Data>
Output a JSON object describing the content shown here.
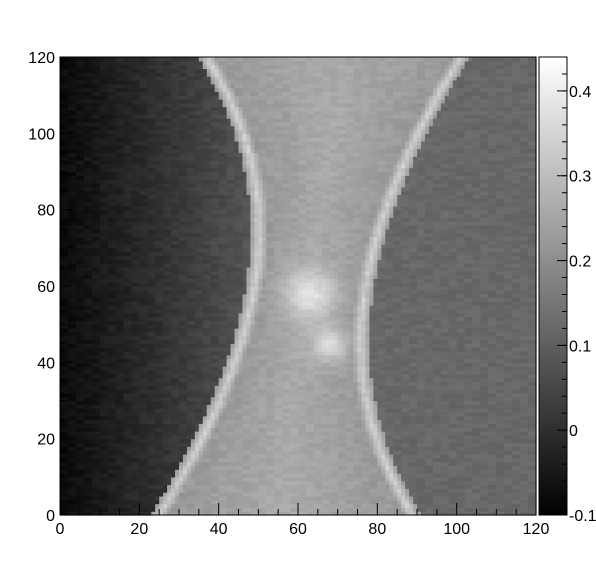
{
  "chart_data": {
    "type": "heatmap",
    "title": "",
    "xlabel": "",
    "ylabel": "",
    "xlim": [
      0,
      120
    ],
    "ylim": [
      0,
      120
    ],
    "x_ticks": [
      "0",
      "20",
      "40",
      "60",
      "80",
      "100",
      "120"
    ],
    "y_ticks": [
      "0",
      "20",
      "40",
      "60",
      "80",
      "100",
      "120"
    ],
    "colorbar": {
      "range": [
        -0.1,
        0.44
      ],
      "ticks": [
        "-0.1",
        "0",
        "0.1",
        "0.2",
        "0.3",
        "0.4"
      ],
      "colormap": "grayscale"
    },
    "grid": false,
    "legend": "none",
    "pixel_grid": {
      "cols": 120,
      "rows": 120,
      "description_of_features": {
        "background_left": -0.08,
        "background_right": 0.12,
        "central_band_value": 0.26,
        "central_peak_value": 0.38,
        "central_peak_xy": [
          63,
          58
        ],
        "secondary_peak_xy": [
          68,
          45
        ],
        "edge_line_value": 0.34
      }
    }
  }
}
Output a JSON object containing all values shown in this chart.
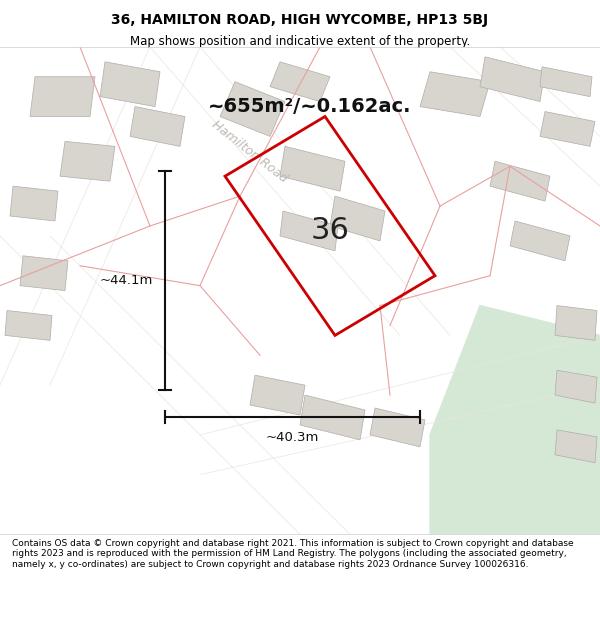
{
  "title_line1": "36, HAMILTON ROAD, HIGH WYCOMBE, HP13 5BJ",
  "title_line2": "Map shows position and indicative extent of the property.",
  "area_text": "~655m²/~0.162ac.",
  "label_36": "36",
  "dim_height": "~44.1m",
  "dim_width": "~40.3m",
  "road_label": "Hamilton Road",
  "footer_text": "Contains OS data © Crown copyright and database right 2021. This information is subject to Crown copyright and database rights 2023 and is reproduced with the permission of HM Land Registry. The polygons (including the associated geometry, namely x, y co-ordinates) are subject to Crown copyright and database rights 2023 Ordnance Survey 100026316.",
  "bg_color": "#f0eeec",
  "map_bg": "#f0eeec",
  "plot_outline_color": "#cc0000",
  "dim_line_color": "#111111",
  "road_color": "#ffffff",
  "building_color": "#d8d5d0",
  "building_outline": "#a0a0a0",
  "road_line_color": "#e8e0d8",
  "green_area_color": "#d8e8d8",
  "street_line_color": "#e0d8d0"
}
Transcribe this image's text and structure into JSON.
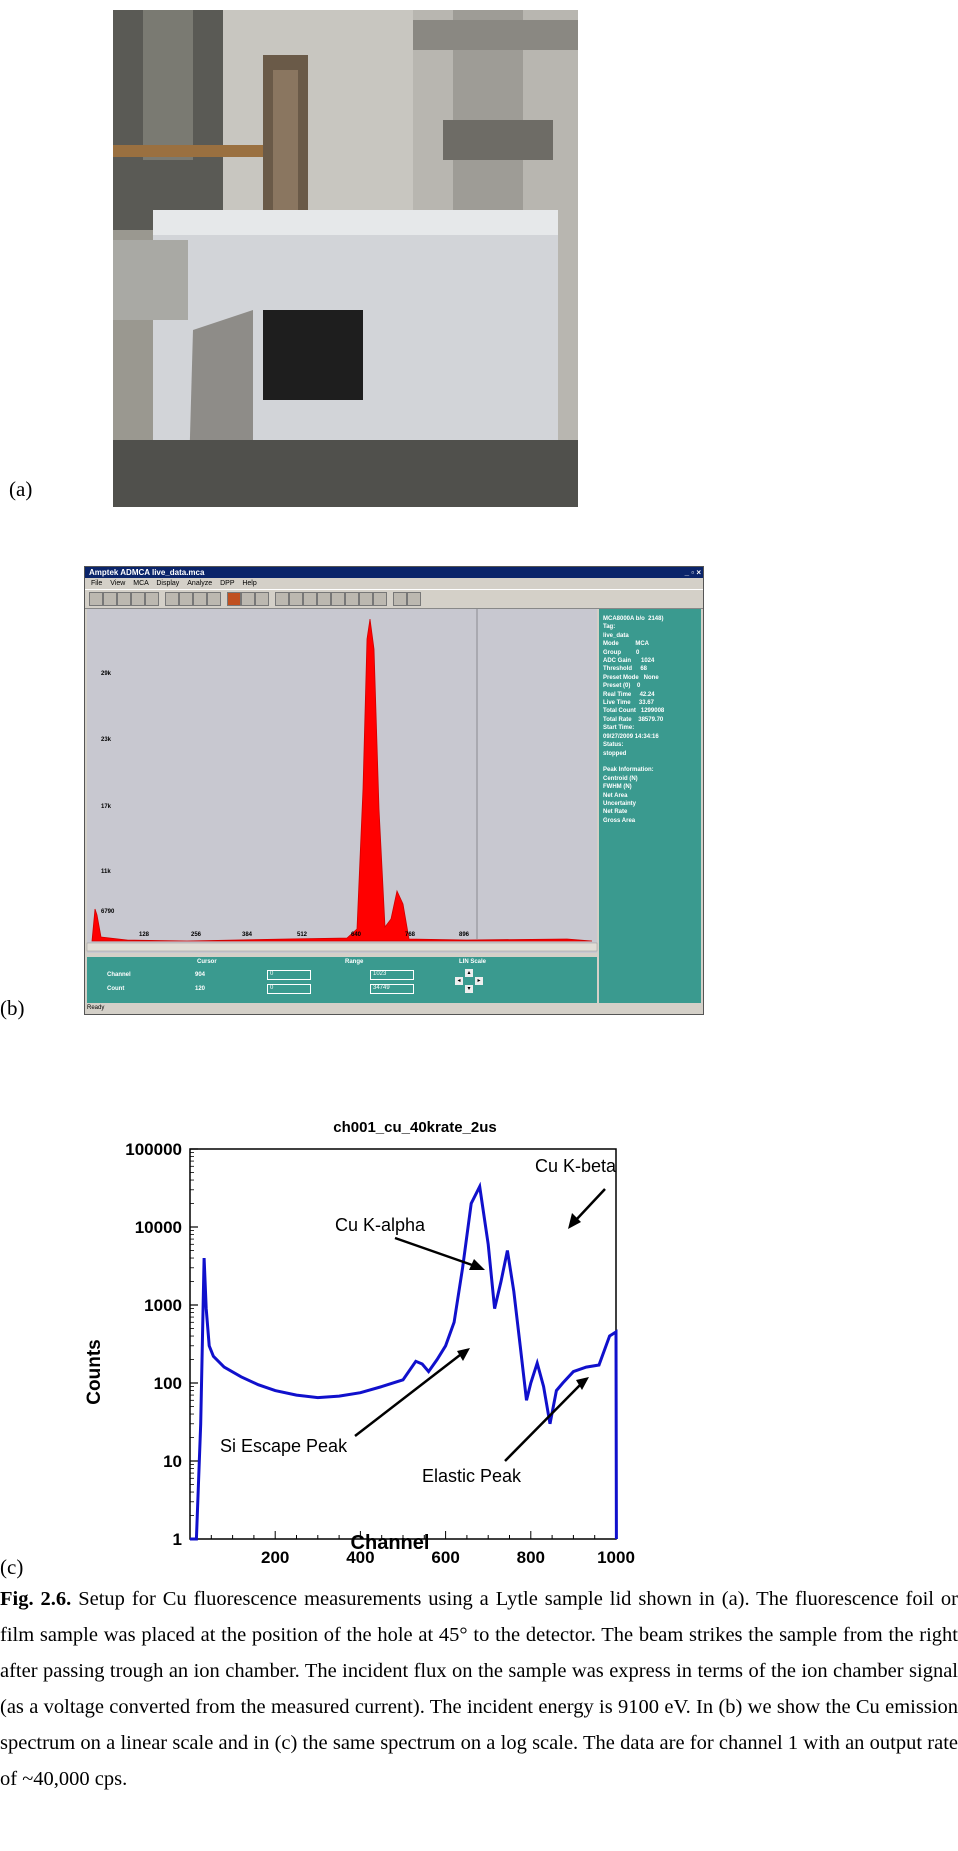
{
  "labels": {
    "a": "(a)",
    "b": "(b)",
    "c": "(c)"
  },
  "mca": {
    "title": "Amptek ADMCA   live_data.mca",
    "menu": [
      "File",
      "View",
      "MCA",
      "Display",
      "Analyze",
      "DPP",
      "Help"
    ],
    "y_ticks": [
      "29k",
      "23k",
      "17k",
      "11k",
      "6790"
    ],
    "x_ticks": [
      "128",
      "256",
      "384",
      "512",
      "640",
      "768",
      "896"
    ],
    "side_lines": [
      "MCA8000A b/o  2148)",
      "Tag:",
      "live_data",
      "Mode          MCA",
      "Group         0",
      "ADC Gain      1024",
      "Threshold     68",
      "Preset Mode   None",
      "Preset (0)    0",
      "Real Time     42.24",
      "Live Time     33.67",
      "Total Count   1299008",
      "Total Rate    38579.70",
      "Start Time:",
      "09/27/2009 14:34:16",
      "Status:",
      "stopped",
      "",
      "Peak Information:",
      "Centroid (N)",
      "FWHM (N)",
      "Net Area",
      "Uncertainty",
      "Net Rate",
      "Gross Area"
    ],
    "bottom": {
      "cursor_header": "Cursor",
      "range_header": "Range",
      "lin_scale": "LIN Scale",
      "channel_label": "Channel",
      "count_label": "Count",
      "channel_value": "904",
      "count_value": "120",
      "range_low_1": "0",
      "range_high_1": "1023",
      "range_low_2": "0",
      "range_high_2": "34749"
    },
    "status": "Ready"
  },
  "chart_data": {
    "type": "line",
    "title": "ch001_cu_40krate_2us",
    "xlabel": "Channel",
    "ylabel": "Counts",
    "xlim": [
      0,
      1000
    ],
    "ylim": [
      1,
      100000
    ],
    "yscale": "log",
    "x_ticks": [
      200,
      400,
      600,
      800,
      1000
    ],
    "y_ticks": [
      "1",
      "10",
      "100",
      "1000",
      "10000",
      "100000"
    ],
    "color": "#1010cc",
    "series": [
      {
        "x": [
          0,
          15,
          25,
          33,
          38,
          45,
          55,
          80,
          120,
          160,
          200,
          250,
          300,
          350,
          400,
          450,
          500,
          530,
          545,
          560,
          580,
          600,
          620,
          640,
          660,
          680,
          700,
          715,
          730,
          745,
          760,
          775,
          790,
          800,
          815,
          830,
          845,
          860,
          875,
          900,
          930,
          960,
          985,
          1000,
          1001
        ],
        "y": [
          1,
          1,
          30,
          4000,
          900,
          300,
          220,
          160,
          120,
          95,
          80,
          70,
          65,
          68,
          75,
          90,
          110,
          190,
          175,
          140,
          200,
          300,
          600,
          3000,
          20000,
          33000,
          6000,
          900,
          2000,
          5000,
          1500,
          300,
          60,
          100,
          180,
          90,
          30,
          80,
          100,
          140,
          160,
          170,
          400,
          450,
          1
        ]
      }
    ],
    "annotations": [
      "Cu K-alpha",
      "Cu K-beta",
      "Si Escape Peak",
      "Elastic Peak"
    ]
  },
  "caption": {
    "fig": "Fig. 2.6.",
    "text": " Setup for Cu fluorescence measurements using a Lytle sample lid shown in (a). The fluorescence foil or film sample was placed at the position of the hole at 45° to the detector. The beam strikes the sample from the right after passing trough an ion chamber.  The incident flux on the sample was express in terms of the ion chamber signal (as a voltage converted from the measured current).  The incident energy is 9100 eV.  In (b) we show the Cu emission spectrum on a linear scale and in (c) the same spectrum on a log scale. The data are for channel 1 with an output rate of ~40,000 cps."
  }
}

Directive> Copy out the lines that hold "JSON".

Result of the exercise>
Output a JSON object describing the content shown here.
Output a JSON object containing all values shown in this chart.
Transcribe this image's text and structure into JSON.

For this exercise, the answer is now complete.